## THE PROBLEM
Filter this material down to the lines that hold "text", copying each one.

## DATA EXTRACT
□ □ □ □ □ □ □

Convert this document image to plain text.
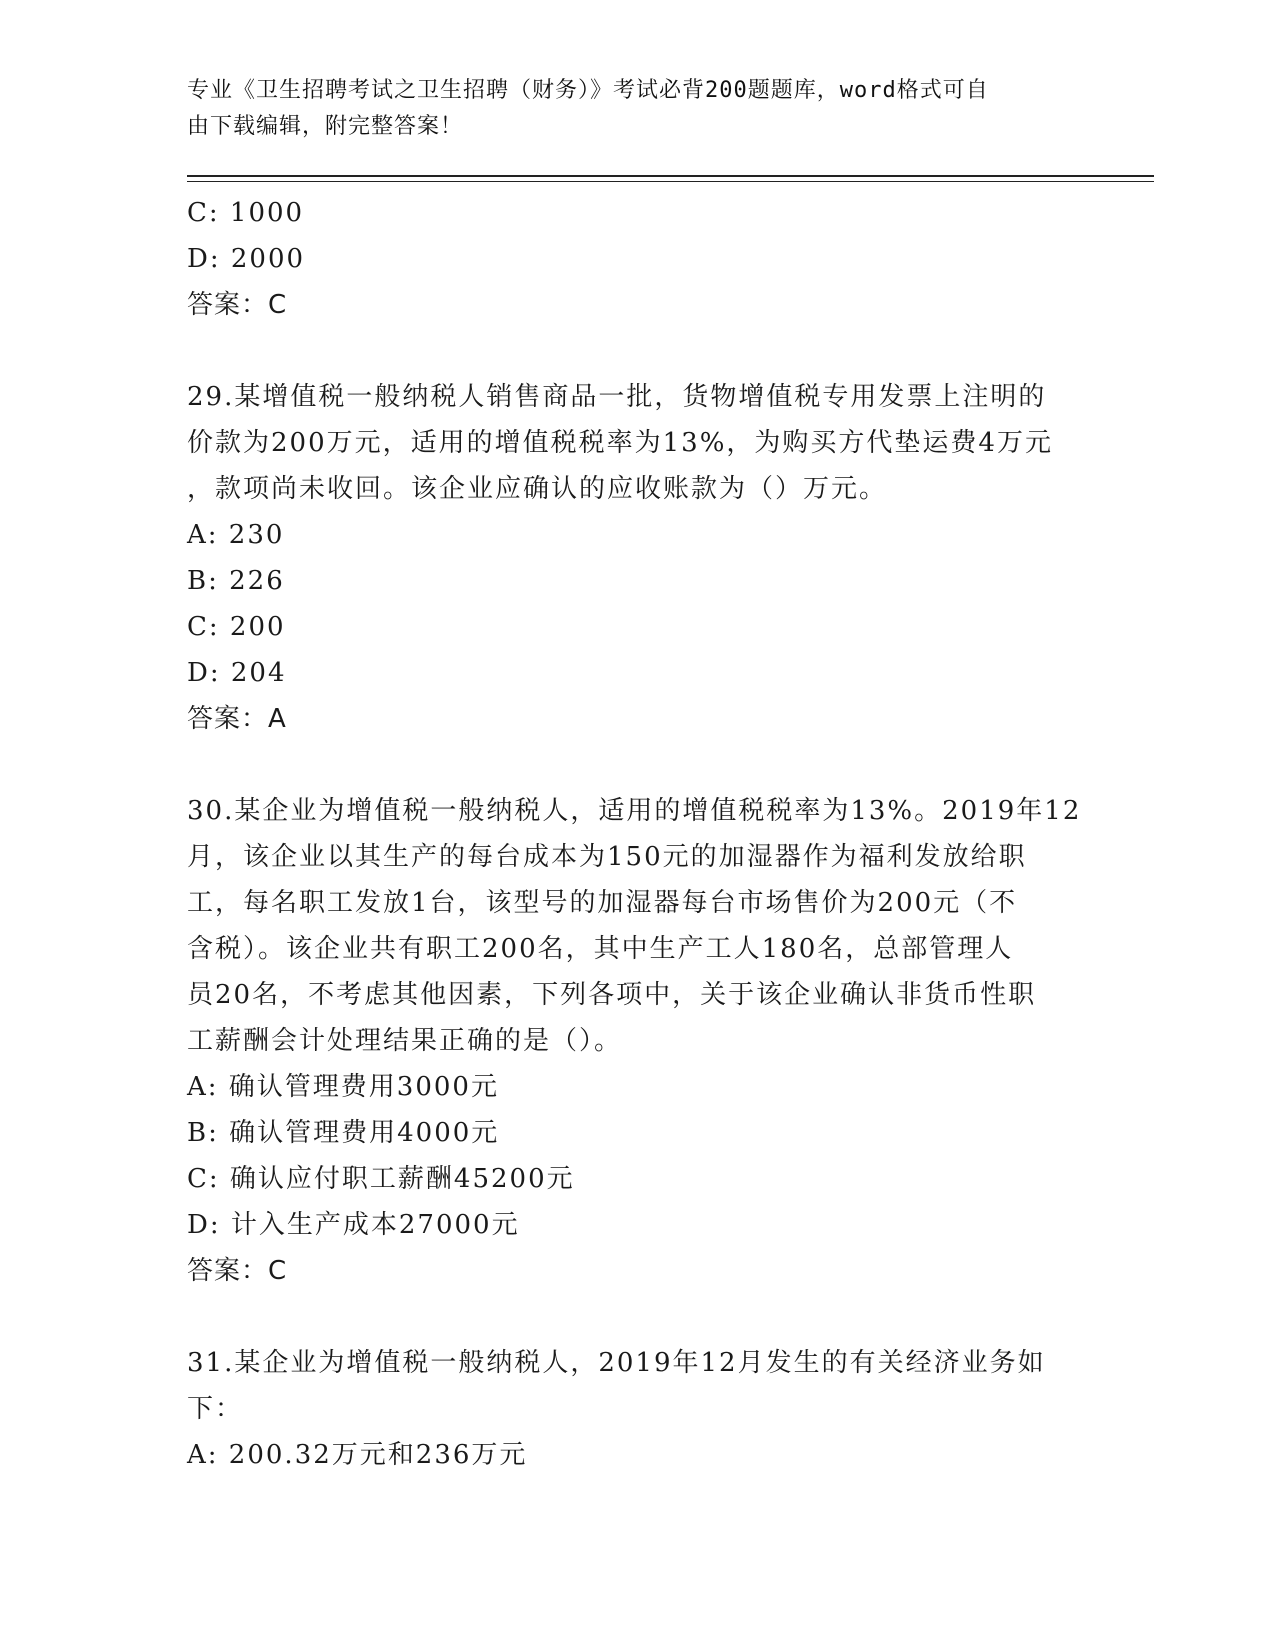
专业《卫生招聘考试之卫生招聘（财务）》考试必背200题题库，word格式可自
由下载编辑，附完整答案！
C: 1000
D: 2000
答案：C
29.某增值税一般纳税人销售商品一批，货物增值税专用发票上注明的
价款为200万元，适用的增值税税率为13%，为购买方代垫运费4万元
，款项尚未收回。该企业应确认的应收账款为（）万元。
A: 230
B: 226
C: 200
D: 204
答案：A
30.某企业为增值税一般纳税人，适用的增值税税率为13%。2019年12
月，该企业以其生产的每台成本为150元的加湿器作为福利发放给职
工，每名职工发放1台，该型号的加湿器每台市场售价为200元（不
含税）。该企业共有职工200名，其中生产工人180名，总部管理人
员20名，不考虑其他因素，下列各项中，关于该企业确认非货币性职
工薪酬会计处理结果正确的是（）。
A: 确认管理费用3000元
B: 确认管理费用4000元
C: 确认应付职工薪酬45200元
D: 计入生产成本27000元
答案：C
31.某企业为增值税一般纳税人，2019年12月发生的有关经济业务如
下：
A: 200.32万元和236万元
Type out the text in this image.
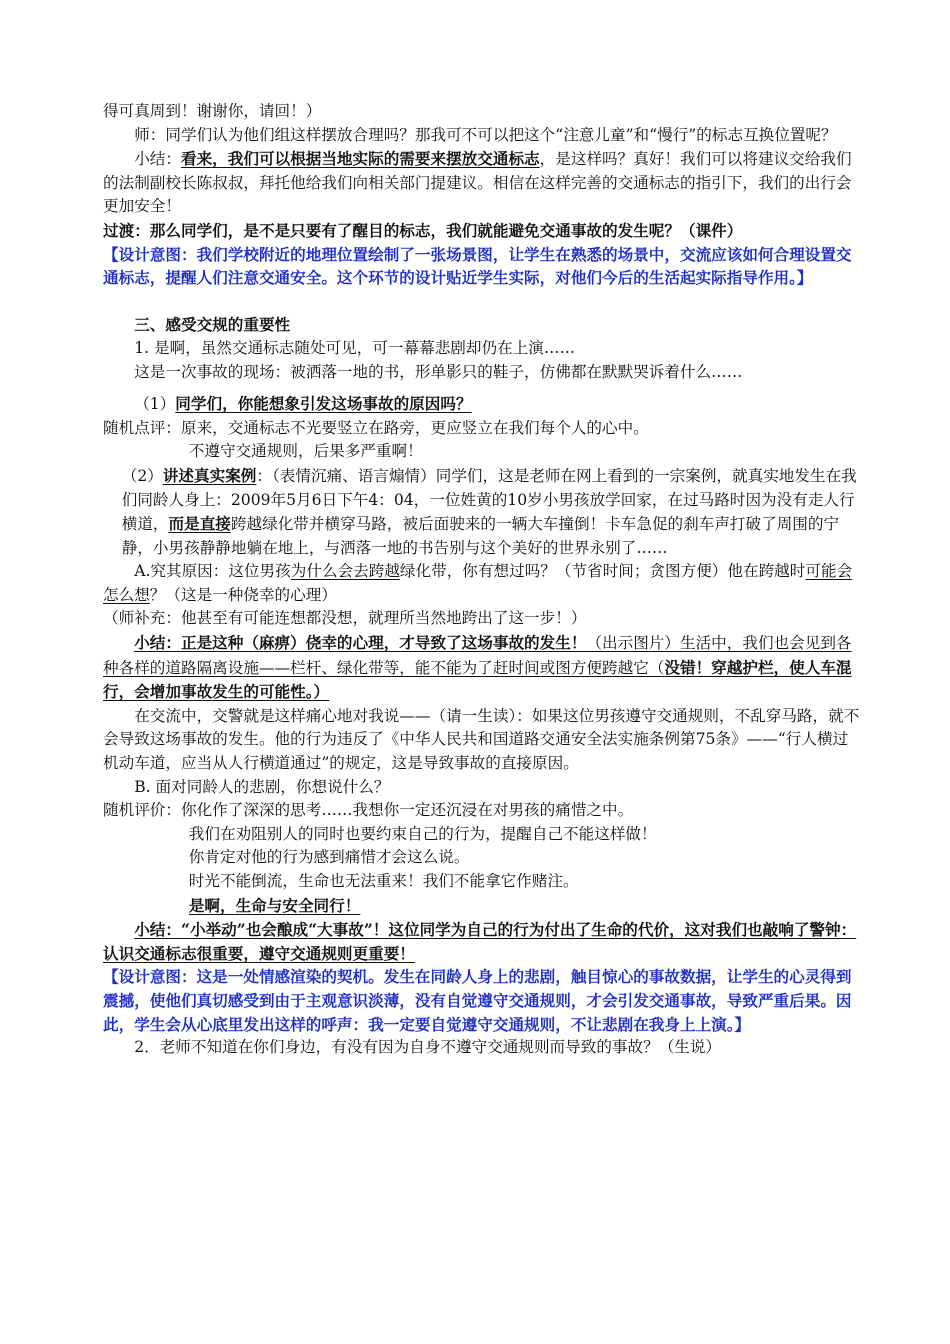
得可真周到！谢谢你，请回！）

师：同学们认为他们组这样摆放合理吗？那我可不可以把这个“注意儿童”和“慢行”的标志互换位置呢？

小结：看来，我们可以根据当地实际的需要来摆放交通标志，是这样吗？真好！我们可以将建议交给我们的法制副校长陈叔叔，拜托他给我们向相关部门提建议。相信在这样完善的交通标志的指引下，我们的出行会更加安全！

过渡：那么同学们，是不是只要有了醒目的标志，我们就能避免交通事故的发生呢？（课件）

【设计意图：我们学校附近的地理位置绘制了一张场景图，让学生在熟悉的场景中，交流应该如何合理设置交通标志，提醒人们注意交通安全。这个环节的设计贴近学生实际，对他们今后的生活起实际指导作用。】

三、感受交规的重要性

1. 是啊，虽然交通标志随处可见，可一幕幕悲剧却仍在上演……

这是一次事故的现场：被洒落一地的书，形单影只的鞋子，仿佛都在默默哭诉着什么……

（1）同学们，你能想象引发这场事故的原因吗？

随机点评：原来，交通标志不光要竖立在路旁，更应竖立在我们每个人的心中。

不遵守交通规则，后果多严重啊！

（2）讲述真实案例：（表情沉痛、语言煽情）同学们，这是老师在网上看到的一宗案例，就真实地发生在我们同龄人身上：2009年5月6日下午4：04，一位姓黄的10岁小男孩放学回家，在过马路时因为没有走人行横道，而是直接跨越绿化带并横穿马路，被后面驶来的一辆大车撞倒！卡车急促的刹车声打破了周围的宁静，小男孩静静地躺在地上，与洒落一地的书告别与这个美好的世界永别了……

A.究其原因：这位男孩为什么会去跨越绿化带，你有想过吗？（节省时间；贪图方便）他在跨越时可能会怎么想？（这是一种侥幸的心理）

（师补充：他甚至有可能连想都没想，就理所当然地跨出了这一步！）

小结：正是这种（麻痹）侥幸的心理，才导致了这场事故的发生！（出示图片）生活中，我们也会见到各种各样的道路隔离设施——栏杆、绿化带等，能不能为了赶时间或图方便跨越它（没错！穿越护栏，使人车混行，会增加事故发生的可能性。）

在交流中，交警就是这样痛心地对我说——（请一生读）：如果这位男孩遵守交通规则，不乱穿马路，就不会导致这场事故的发生。他的行为违反了《中华人民共和国道路交通安全法实施条例第75条》——“行人横过机动车道，应当从人行横道通过”的规定，这是导致事故的直接原因。

B. 面对同龄人的悲剧，你想说什么？

随机评价：你化作了深深的思考……我想你一定还沉浸在对男孩的痛惜之中。

我们在劝阻别人的同时也要约束自己的行为，提醒自己不能这样做！

你肯定对他的行为感到痛惜才会这么说。

时光不能倒流，生命也无法重来！我们不能拿它作赌注。

是啊，生命与安全同行！

小结：“小举动”也会酿成“大事故”！这位同学为自己的行为付出了生命的代价，这对我们也敲响了警钟：认识交通标志很重要，遵守交通规则更重要！

【设计意图：这是一处情感渲染的契机。发生在同龄人身上的悲剧，触目惊心的事故数据，让学生的心灵得到震撼，使他们真切感受到由于主观意识淡薄，没有自觉遵守交通规则，才会引发交通事故，导致严重后果。因此，学生会从心底里发出这样的呼声：我一定要自觉遵守交通规则，不让悲剧在我身上上演。】

2．老师不知道在你们身边，有没有因为自身不遵守交通规则而导致的事故？（生说）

□ □ □ □ □ □ □

## RESULT
Convert this document image to plain text.
Type out the text in this image.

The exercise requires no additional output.